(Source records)
________

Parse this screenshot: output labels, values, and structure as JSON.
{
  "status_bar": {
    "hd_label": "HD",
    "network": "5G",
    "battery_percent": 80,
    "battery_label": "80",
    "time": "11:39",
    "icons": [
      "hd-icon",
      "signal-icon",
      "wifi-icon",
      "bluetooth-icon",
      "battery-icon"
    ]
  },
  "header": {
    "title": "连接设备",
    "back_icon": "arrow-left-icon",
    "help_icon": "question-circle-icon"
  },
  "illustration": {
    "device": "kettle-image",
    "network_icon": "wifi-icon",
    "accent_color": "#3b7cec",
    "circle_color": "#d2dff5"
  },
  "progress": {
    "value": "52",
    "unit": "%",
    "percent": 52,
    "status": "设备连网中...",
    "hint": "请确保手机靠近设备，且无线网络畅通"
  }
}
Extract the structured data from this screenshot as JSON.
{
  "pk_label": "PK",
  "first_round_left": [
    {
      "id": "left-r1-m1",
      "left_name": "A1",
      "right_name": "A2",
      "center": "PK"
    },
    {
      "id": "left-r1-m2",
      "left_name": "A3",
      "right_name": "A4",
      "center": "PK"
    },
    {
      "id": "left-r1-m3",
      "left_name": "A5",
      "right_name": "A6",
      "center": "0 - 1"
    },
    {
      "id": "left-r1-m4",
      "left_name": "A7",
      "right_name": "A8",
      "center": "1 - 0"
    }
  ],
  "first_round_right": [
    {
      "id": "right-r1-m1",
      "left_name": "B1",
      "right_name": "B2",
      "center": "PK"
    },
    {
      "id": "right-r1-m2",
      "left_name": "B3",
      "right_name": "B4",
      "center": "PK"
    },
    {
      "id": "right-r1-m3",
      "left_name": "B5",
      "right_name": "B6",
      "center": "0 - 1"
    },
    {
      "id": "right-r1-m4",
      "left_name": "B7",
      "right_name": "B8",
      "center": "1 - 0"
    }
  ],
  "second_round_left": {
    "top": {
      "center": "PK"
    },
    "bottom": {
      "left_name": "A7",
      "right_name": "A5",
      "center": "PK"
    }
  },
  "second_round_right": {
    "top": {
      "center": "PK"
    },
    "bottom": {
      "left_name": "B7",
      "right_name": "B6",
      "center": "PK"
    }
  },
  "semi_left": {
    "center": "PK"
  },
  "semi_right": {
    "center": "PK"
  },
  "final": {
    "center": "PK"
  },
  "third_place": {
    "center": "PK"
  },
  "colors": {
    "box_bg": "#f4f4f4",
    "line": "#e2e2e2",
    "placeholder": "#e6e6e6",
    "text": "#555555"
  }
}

________

# Set task:
Copy each entry exactly, with nothing added or dropped.

# Task result:
Parse this screenshot: output labels, values, and structure as JSON.
{
  "status_bar": {
    "hd_label": "HD",
    "network": "5G",
    "battery_percent": 80,
    "battery_label": "80",
    "time": "11:39",
    "icons": [
      "hd-icon",
      "signal-icon",
      "wifi-icon",
      "bluetooth-icon",
      "battery-icon"
    ]
  },
  "header": {
    "title": "连接设备",
    "back_icon": "arrow-left-icon",
    "help_icon": "question-circle-icon"
  },
  "illustration": {
    "device": "kettle-image",
    "network_icon": "wifi-icon",
    "accent_color": "#3b7cec",
    "circle_color": "#d2dff5"
  },
  "progress": {
    "value": "52",
    "unit": "%",
    "percent": 52,
    "status": "设备连网中...",
    "hint": "请确保手机靠近设备，且无线网络畅通"
  }
}
Extract the structured data from this screenshot as JSON.
{
  "pk_label": "PK",
  "first_round_left": [
    {
      "id": "left-r1-m1",
      "left_name": "A1",
      "right_name": "A2",
      "center": "PK"
    },
    {
      "id": "left-r1-m2",
      "left_name": "A3",
      "right_name": "A4",
      "center": "PK"
    },
    {
      "id": "left-r1-m3",
      "left_name": "A5",
      "right_name": "A6",
      "center": "0 - 1"
    },
    {
      "id": "left-r1-m4",
      "left_name": "A7",
      "right_name": "A8",
      "center": "1 - 0"
    }
  ],
  "first_round_right": [
    {
      "id": "right-r1-m1",
      "left_name": "B1",
      "right_name": "B2",
      "center": "PK"
    },
    {
      "id": "right-r1-m2",
      "left_name": "B3",
      "right_name": "B4",
      "center": "PK"
    },
    {
      "id": "right-r1-m3",
      "left_name": "B5",
      "right_name": "B6",
      "center": "0 - 1"
    },
    {
      "id": "right-r1-m4",
      "left_name": "B7",
      "right_name": "B8",
      "center": "1 - 0"
    }
  ],
  "second_round_left": {
    "top": {
      "center": "PK"
    },
    "bottom": {
      "left_name": "A7",
      "right_name": "A5",
      "center": "PK"
    }
  },
  "second_round_right": {
    "top": {
      "center": "PK"
    },
    "bottom": {
      "left_name": "B7",
      "right_name": "B6",
      "center": "PK"
    }
  },
  "semi_left": {
    "center": "PK"
  },
  "semi_right": {
    "center": "PK"
  },
  "final": {
    "center": "PK"
  },
  "third_place": {
    "center": "PK"
  },
  "colors": {
    "box_bg": "#f4f4f4",
    "line": "#e2e2e2",
    "placeholder": "#e6e6e6",
    "text": "#555555"
  }
}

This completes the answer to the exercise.